* [What the exercise asks]
Scan the data below and report how many lines include the word "Miles". Nothing else is wanted.

* [Information provided]

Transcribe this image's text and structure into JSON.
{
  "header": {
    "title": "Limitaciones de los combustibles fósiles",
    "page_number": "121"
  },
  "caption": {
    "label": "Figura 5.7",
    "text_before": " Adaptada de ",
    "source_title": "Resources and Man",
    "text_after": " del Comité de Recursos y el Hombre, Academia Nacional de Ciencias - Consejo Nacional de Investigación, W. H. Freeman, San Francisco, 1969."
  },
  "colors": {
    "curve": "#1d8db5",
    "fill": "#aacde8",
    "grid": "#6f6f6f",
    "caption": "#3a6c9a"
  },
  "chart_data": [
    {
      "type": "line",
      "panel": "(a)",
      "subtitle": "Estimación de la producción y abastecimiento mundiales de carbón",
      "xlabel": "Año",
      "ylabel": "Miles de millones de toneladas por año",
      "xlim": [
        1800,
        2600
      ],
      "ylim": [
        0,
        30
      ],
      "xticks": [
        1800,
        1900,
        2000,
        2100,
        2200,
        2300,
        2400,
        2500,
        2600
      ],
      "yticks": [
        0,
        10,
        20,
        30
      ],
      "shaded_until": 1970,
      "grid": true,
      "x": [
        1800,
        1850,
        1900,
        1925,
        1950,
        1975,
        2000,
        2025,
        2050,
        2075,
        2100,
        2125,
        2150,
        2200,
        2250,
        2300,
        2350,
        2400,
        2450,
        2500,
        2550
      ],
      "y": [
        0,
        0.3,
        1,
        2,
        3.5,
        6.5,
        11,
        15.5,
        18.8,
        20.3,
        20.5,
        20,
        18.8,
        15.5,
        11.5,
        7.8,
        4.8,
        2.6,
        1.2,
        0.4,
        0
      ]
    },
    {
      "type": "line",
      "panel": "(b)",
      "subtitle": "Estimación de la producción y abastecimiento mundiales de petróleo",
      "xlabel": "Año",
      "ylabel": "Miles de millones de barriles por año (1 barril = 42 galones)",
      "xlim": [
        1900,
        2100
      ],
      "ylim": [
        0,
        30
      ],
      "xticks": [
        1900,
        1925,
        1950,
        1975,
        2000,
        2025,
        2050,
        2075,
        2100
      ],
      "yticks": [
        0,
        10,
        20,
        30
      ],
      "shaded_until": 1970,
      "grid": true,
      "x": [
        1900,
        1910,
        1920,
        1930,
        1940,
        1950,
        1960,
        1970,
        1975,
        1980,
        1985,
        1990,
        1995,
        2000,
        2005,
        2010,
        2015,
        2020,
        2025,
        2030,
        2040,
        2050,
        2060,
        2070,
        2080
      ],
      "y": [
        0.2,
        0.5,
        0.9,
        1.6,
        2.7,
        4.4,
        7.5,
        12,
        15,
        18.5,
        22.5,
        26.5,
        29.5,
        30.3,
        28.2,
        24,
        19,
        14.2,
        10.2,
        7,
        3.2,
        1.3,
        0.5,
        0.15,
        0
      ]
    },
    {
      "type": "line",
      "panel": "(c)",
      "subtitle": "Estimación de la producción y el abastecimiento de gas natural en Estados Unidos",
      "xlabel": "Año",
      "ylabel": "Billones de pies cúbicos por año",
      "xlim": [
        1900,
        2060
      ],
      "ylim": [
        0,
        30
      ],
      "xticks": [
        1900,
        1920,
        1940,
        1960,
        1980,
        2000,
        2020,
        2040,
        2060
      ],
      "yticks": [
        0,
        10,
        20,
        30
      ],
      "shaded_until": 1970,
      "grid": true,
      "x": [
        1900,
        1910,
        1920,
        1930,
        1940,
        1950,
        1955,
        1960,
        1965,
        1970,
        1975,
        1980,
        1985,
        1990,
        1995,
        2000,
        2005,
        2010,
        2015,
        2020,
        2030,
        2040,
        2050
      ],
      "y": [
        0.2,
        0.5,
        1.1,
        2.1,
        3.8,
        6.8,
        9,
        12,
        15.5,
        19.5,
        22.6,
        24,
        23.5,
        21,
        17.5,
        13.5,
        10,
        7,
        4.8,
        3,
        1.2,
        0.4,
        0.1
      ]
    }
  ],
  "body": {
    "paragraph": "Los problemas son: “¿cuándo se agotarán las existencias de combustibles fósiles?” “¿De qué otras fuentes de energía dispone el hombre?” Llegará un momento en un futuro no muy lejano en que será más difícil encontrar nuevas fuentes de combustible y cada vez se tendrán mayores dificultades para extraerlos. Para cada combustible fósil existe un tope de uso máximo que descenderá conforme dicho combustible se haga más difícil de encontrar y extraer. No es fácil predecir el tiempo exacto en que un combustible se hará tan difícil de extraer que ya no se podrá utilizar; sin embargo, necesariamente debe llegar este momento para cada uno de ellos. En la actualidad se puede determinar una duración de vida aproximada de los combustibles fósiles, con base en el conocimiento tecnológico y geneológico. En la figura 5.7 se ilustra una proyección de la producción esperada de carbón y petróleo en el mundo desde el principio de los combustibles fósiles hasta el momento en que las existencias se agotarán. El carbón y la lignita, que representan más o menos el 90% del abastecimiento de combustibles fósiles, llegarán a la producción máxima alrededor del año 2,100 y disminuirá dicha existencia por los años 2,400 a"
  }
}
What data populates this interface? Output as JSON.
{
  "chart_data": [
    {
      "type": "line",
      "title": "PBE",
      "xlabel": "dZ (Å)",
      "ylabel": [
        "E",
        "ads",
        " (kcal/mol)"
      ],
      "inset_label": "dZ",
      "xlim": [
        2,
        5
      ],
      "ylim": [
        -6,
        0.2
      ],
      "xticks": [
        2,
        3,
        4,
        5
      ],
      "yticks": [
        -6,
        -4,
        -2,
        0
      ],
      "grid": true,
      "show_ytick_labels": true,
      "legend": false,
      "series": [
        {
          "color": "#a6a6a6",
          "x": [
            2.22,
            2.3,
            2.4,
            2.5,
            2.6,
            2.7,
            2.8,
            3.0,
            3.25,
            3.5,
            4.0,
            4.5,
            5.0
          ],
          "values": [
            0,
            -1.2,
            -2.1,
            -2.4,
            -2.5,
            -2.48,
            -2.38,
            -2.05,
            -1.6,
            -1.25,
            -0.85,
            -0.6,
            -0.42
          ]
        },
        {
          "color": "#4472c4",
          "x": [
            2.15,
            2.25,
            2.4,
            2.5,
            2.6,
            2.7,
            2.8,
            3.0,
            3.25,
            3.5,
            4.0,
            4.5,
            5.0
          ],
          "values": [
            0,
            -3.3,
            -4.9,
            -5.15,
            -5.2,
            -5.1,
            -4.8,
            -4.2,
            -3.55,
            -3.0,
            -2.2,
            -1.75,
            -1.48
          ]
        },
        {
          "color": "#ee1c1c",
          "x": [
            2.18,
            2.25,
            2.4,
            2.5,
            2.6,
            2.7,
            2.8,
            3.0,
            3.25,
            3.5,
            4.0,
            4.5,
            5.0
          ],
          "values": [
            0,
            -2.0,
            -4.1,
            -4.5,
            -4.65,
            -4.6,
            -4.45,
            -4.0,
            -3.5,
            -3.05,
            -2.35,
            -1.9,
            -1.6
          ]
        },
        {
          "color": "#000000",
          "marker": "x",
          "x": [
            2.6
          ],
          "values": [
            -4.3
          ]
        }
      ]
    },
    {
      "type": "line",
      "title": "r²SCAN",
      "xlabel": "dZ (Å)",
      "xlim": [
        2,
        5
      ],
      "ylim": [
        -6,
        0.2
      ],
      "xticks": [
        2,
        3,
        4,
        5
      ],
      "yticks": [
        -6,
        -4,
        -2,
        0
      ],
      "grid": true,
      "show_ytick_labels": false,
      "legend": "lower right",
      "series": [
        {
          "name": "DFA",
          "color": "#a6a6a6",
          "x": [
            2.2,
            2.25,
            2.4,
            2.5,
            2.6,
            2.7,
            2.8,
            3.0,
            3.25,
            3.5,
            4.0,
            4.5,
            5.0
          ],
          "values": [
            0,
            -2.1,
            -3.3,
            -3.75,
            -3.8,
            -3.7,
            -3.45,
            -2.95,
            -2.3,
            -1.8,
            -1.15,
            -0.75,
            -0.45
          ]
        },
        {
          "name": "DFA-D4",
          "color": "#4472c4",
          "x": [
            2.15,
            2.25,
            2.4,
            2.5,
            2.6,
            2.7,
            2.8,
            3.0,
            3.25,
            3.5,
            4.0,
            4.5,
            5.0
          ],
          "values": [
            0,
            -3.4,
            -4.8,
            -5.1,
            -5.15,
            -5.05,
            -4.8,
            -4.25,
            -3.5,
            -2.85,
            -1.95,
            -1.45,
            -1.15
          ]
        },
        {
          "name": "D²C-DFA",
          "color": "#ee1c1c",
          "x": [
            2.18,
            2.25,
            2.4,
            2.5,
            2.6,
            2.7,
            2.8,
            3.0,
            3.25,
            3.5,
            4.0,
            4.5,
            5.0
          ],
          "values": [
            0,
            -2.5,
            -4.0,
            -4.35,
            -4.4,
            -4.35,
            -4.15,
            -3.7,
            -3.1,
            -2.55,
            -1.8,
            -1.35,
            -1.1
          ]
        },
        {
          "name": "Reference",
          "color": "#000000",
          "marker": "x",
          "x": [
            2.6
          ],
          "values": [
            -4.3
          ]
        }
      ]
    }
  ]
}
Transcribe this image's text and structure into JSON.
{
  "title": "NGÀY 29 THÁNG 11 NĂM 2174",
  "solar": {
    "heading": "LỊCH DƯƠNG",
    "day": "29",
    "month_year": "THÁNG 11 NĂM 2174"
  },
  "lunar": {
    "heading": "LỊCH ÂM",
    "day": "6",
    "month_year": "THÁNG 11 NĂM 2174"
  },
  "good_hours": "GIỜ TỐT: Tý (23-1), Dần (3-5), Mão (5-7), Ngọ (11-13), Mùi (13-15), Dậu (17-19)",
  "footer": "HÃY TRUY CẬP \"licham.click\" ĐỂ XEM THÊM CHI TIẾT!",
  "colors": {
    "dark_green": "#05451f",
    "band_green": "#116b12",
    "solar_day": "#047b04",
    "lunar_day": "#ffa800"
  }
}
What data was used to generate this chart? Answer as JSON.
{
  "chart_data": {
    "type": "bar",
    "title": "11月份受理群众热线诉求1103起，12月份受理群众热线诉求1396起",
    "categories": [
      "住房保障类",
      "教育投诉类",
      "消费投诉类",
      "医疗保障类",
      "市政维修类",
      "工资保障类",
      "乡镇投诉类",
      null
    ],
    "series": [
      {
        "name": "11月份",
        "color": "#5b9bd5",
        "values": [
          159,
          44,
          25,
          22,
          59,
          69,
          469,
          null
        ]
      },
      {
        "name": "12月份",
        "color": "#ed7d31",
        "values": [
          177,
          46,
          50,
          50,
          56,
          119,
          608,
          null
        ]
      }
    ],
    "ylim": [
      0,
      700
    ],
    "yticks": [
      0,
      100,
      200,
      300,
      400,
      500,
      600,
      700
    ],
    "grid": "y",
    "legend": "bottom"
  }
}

* [Written answer]
2